= Task brief =
Scan the records for the string "Ontario"; copy each line where it occurs.

= Source data =
* START *

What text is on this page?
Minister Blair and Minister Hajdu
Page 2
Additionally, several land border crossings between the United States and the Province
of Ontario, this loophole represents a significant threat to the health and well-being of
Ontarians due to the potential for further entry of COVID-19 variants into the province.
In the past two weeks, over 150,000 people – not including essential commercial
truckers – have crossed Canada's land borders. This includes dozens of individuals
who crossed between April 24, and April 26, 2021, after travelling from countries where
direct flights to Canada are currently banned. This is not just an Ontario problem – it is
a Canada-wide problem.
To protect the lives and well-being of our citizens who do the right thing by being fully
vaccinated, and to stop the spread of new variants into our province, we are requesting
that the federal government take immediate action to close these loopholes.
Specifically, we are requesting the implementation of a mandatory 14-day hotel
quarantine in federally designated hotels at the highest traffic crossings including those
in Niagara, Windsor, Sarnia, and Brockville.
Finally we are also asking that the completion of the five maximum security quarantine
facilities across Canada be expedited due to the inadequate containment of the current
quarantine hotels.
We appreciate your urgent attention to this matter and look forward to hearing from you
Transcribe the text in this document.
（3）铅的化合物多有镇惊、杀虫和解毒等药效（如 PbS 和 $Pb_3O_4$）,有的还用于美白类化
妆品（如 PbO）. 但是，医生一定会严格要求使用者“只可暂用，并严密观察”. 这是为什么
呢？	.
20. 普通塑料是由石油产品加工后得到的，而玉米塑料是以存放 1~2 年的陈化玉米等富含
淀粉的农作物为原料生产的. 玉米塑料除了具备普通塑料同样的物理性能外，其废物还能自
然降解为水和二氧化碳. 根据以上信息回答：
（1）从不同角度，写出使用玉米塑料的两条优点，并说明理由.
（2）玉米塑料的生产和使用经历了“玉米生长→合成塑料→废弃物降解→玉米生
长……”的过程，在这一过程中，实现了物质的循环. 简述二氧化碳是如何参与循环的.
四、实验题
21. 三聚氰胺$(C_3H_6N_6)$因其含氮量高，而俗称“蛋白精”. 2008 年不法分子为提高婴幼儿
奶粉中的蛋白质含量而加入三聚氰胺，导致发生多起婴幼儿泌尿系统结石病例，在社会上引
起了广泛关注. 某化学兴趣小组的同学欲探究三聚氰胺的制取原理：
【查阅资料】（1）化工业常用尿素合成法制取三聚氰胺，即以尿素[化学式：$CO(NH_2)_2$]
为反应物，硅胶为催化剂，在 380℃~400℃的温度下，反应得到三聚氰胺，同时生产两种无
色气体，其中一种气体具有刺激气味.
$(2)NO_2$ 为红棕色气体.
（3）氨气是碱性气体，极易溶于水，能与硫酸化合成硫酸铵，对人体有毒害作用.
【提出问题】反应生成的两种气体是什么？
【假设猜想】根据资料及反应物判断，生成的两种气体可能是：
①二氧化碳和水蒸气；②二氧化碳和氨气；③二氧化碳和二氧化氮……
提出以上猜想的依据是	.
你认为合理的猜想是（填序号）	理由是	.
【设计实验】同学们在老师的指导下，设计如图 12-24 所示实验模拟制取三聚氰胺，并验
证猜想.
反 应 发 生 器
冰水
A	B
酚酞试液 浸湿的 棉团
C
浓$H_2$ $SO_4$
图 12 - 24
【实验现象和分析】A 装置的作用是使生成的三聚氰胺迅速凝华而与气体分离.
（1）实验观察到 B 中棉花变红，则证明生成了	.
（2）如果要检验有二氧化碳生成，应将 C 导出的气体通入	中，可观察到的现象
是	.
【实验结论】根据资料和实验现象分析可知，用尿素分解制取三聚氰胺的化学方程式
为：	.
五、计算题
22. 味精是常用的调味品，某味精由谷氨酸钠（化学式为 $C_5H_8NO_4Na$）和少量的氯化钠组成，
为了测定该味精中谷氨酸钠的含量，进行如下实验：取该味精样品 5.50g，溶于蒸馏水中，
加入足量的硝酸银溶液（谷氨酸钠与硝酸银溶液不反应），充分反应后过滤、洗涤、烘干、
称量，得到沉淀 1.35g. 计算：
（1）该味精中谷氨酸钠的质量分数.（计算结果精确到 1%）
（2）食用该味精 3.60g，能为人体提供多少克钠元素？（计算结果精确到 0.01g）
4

* END *

= Answer to the task =
of Ontario, this loophole represents a significant threat to the health and well-being of
direct flights to Canada are currently banned. This is not just an Ontario problem – it is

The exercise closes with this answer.